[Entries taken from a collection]

-- Start --

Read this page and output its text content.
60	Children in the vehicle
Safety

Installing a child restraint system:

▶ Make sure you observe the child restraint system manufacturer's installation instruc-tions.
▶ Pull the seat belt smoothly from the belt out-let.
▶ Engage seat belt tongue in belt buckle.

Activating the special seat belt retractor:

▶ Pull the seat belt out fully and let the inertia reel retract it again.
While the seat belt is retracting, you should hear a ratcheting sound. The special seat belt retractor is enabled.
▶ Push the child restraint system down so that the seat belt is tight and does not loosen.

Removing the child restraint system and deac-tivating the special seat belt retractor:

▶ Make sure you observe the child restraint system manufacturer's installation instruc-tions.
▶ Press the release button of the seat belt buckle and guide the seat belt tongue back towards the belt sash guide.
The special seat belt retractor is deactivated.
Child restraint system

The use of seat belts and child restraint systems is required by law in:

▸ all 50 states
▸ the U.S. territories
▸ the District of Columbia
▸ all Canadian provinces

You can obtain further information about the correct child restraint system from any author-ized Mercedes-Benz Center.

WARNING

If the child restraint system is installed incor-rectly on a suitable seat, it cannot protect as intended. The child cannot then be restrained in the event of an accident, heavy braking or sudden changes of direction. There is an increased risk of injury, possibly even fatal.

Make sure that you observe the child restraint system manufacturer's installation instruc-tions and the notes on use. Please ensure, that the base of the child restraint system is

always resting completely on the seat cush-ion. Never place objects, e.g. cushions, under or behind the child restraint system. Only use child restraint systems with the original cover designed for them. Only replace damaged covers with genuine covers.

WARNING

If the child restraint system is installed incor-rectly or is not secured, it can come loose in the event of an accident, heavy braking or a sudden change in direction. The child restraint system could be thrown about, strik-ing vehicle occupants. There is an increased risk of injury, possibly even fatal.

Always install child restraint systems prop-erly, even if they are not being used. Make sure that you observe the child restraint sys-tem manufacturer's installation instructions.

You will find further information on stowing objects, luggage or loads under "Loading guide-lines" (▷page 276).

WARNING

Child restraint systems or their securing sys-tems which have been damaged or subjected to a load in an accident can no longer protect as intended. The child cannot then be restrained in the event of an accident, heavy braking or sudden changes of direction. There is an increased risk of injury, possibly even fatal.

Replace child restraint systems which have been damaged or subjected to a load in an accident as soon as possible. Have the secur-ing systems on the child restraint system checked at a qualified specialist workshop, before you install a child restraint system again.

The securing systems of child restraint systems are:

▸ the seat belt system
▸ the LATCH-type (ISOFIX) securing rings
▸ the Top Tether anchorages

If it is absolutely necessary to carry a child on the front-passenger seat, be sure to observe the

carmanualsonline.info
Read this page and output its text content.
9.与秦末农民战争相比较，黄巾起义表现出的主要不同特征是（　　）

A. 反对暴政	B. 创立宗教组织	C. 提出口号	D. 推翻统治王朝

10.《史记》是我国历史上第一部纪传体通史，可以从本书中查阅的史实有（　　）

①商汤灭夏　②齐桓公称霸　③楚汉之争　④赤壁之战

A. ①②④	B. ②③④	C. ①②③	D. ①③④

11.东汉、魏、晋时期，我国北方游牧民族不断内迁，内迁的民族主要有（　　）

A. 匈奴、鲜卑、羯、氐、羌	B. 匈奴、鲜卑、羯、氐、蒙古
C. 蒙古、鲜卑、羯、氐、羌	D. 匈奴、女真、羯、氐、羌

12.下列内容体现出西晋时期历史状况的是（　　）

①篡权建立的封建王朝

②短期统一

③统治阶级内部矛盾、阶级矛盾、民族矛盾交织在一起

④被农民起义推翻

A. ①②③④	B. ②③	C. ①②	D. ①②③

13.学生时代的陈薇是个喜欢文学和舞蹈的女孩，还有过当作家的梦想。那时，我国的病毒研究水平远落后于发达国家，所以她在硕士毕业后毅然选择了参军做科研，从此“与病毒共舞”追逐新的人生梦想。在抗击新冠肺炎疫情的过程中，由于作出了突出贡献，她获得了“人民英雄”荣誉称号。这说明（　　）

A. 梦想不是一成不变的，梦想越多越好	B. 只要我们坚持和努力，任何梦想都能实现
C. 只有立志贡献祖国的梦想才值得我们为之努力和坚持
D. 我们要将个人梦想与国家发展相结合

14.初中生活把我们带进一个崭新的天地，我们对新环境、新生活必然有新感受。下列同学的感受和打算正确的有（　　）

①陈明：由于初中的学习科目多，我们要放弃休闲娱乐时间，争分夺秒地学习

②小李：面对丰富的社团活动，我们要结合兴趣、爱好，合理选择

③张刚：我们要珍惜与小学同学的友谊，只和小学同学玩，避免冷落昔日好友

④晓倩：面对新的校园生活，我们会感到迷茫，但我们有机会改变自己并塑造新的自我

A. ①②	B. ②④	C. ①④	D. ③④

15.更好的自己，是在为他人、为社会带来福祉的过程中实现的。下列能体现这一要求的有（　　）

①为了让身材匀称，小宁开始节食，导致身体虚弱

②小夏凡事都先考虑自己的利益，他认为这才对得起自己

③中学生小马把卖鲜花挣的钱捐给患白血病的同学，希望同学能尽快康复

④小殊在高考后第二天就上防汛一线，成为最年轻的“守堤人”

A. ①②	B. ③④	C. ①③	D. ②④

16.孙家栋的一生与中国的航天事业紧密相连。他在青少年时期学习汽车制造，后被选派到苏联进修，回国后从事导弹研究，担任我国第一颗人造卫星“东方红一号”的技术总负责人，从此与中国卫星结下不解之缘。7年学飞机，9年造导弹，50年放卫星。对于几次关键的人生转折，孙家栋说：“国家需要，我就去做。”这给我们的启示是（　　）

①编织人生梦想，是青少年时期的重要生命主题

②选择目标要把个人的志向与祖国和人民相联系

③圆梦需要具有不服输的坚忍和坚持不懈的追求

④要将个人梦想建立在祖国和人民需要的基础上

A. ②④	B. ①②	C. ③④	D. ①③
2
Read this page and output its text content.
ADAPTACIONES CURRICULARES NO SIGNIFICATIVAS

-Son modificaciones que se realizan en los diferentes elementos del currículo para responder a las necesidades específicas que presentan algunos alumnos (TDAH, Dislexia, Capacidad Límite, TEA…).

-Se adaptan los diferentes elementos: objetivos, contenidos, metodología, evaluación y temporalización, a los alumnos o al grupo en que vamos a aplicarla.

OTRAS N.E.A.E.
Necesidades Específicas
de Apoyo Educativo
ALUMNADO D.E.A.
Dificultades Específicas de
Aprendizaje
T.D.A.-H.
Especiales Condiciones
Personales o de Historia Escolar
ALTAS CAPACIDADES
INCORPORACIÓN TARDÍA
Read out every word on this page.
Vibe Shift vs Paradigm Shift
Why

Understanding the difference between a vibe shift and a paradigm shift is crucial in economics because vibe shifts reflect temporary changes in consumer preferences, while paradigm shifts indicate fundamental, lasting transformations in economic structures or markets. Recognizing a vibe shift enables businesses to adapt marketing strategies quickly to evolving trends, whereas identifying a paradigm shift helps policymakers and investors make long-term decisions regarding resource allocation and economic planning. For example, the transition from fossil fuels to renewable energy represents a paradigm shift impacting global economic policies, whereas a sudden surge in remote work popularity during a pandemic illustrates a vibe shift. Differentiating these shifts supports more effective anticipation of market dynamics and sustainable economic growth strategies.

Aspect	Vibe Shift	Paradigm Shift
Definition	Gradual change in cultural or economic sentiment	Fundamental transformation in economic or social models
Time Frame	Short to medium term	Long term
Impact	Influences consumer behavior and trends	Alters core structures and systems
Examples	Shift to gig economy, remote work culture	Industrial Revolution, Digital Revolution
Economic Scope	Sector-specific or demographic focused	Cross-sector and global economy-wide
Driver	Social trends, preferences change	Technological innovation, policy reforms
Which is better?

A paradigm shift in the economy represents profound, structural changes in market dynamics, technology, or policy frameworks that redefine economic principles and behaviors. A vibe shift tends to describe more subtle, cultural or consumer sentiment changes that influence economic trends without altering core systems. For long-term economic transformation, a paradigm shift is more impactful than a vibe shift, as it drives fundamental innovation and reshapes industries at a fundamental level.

-- End --

- WORK INSTRUCTIONS -
Copy exactly the lines from the one containing "Read out every word on this page." through the last line of the records, both included, and nothing else.

- RESPONSE TO THIS TASK -
Read out every word on this page.
Vibe Shift vs Paradigm Shift
Why

Understanding the difference between a vibe shift and a paradigm shift is crucial in economics because vibe shifts reflect temporary changes in consumer preferences, while paradigm shifts indicate fundamental, lasting transformations in economic structures or markets. Recognizing a vibe shift enables businesses to adapt marketing strategies quickly to evolving trends, whereas identifying a paradigm shift helps policymakers and investors make long-term decisions regarding resource allocation and economic planning. For example, the transition from fossil fuels to renewable energy represents a paradigm shift impacting global economic policies, whereas a sudden surge in remote work popularity during a pandemic illustrates a vibe shift. Differentiating these shifts supports more effective anticipation of market dynamics and sustainable economic growth strategies.

Aspect	Vibe Shift	Paradigm Shift
Definition	Gradual change in cultural or economic sentiment	Fundamental transformation in economic or social models
Time Frame	Short to medium term	Long term
Impact	Influences consumer behavior and trends	Alters core structures and systems
Examples	Shift to gig economy, remote work culture	Industrial Revolution, Digital Revolution
Economic Scope	Sector-specific or demographic focused	Cross-sector and global economy-wide
Driver	Social trends, preferences change	Technological innovation, policy reforms
Which is better?

A paradigm shift in the economy represents profound, structural changes in market dynamics, technology, or policy frameworks that redefine economic principles and behaviors. A vibe shift tends to describe more subtle, cultural or consumer sentiment changes that influence economic trends without altering core systems. For long-term economic transformation, a paradigm shift is more impactful than a vibe shift, as it drives fundamental innovation and reshapes industries at a fundamental level.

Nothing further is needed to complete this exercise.